- _Problem_: Read the material below and count the lines holding the string "Typist". Give that count with nothing added.

[Dataset excerpts]
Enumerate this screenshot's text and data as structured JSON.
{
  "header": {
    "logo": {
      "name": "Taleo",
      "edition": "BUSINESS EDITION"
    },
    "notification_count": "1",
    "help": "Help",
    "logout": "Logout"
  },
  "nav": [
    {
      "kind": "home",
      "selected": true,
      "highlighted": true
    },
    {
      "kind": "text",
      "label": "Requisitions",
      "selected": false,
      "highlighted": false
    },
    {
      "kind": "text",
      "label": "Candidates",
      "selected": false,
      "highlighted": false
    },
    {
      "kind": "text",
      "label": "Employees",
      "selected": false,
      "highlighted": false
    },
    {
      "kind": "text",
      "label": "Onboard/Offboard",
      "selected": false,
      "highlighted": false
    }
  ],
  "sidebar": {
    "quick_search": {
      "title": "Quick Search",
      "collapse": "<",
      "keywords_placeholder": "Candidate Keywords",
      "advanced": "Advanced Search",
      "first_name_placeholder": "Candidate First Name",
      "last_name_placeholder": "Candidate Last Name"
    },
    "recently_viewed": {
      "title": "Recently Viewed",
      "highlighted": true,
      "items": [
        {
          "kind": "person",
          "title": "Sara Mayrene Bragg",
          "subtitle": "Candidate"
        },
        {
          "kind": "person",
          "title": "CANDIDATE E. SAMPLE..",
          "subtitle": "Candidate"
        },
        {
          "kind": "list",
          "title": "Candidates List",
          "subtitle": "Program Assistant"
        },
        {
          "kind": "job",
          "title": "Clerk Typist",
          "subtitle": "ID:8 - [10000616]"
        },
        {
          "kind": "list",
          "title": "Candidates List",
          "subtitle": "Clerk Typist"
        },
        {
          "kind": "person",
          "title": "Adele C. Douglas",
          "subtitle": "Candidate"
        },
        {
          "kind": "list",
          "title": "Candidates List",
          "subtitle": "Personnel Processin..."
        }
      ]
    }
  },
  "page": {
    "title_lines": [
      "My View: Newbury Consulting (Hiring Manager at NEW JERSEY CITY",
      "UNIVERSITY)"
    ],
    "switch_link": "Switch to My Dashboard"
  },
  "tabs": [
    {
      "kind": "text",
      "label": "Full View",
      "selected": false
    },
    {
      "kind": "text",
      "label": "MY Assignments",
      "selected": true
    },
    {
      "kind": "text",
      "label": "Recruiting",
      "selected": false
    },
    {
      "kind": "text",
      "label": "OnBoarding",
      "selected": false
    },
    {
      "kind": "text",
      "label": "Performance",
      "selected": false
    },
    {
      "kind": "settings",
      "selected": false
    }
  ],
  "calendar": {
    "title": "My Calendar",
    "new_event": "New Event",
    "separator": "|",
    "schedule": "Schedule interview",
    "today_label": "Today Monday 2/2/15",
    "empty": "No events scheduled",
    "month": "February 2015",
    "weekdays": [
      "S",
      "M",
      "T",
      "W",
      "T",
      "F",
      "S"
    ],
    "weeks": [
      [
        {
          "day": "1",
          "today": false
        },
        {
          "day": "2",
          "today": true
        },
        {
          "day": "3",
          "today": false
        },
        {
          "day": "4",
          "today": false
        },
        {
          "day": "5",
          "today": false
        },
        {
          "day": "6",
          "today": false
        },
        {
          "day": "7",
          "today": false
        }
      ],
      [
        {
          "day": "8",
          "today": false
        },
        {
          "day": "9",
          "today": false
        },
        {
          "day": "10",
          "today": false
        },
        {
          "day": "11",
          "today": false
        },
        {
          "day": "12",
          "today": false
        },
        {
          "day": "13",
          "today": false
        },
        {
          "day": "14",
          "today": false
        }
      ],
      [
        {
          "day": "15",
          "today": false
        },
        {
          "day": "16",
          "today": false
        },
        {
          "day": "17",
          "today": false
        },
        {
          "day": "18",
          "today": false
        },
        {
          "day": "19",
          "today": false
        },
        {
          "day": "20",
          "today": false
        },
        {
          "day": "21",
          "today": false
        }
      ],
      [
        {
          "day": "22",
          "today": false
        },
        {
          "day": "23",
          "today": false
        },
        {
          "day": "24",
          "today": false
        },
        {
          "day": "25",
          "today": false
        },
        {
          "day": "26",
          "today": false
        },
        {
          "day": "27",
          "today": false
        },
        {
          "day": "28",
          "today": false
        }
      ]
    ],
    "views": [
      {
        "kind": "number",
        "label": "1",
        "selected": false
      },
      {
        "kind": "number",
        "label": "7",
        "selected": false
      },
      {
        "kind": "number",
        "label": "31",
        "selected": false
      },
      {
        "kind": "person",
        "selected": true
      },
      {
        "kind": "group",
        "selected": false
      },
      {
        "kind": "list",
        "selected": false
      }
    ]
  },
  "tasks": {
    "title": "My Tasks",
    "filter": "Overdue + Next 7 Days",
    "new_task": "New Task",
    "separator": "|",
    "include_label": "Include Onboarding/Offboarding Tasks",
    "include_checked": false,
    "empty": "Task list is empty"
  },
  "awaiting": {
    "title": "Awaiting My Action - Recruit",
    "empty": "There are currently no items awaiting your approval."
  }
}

- _The solution_: 2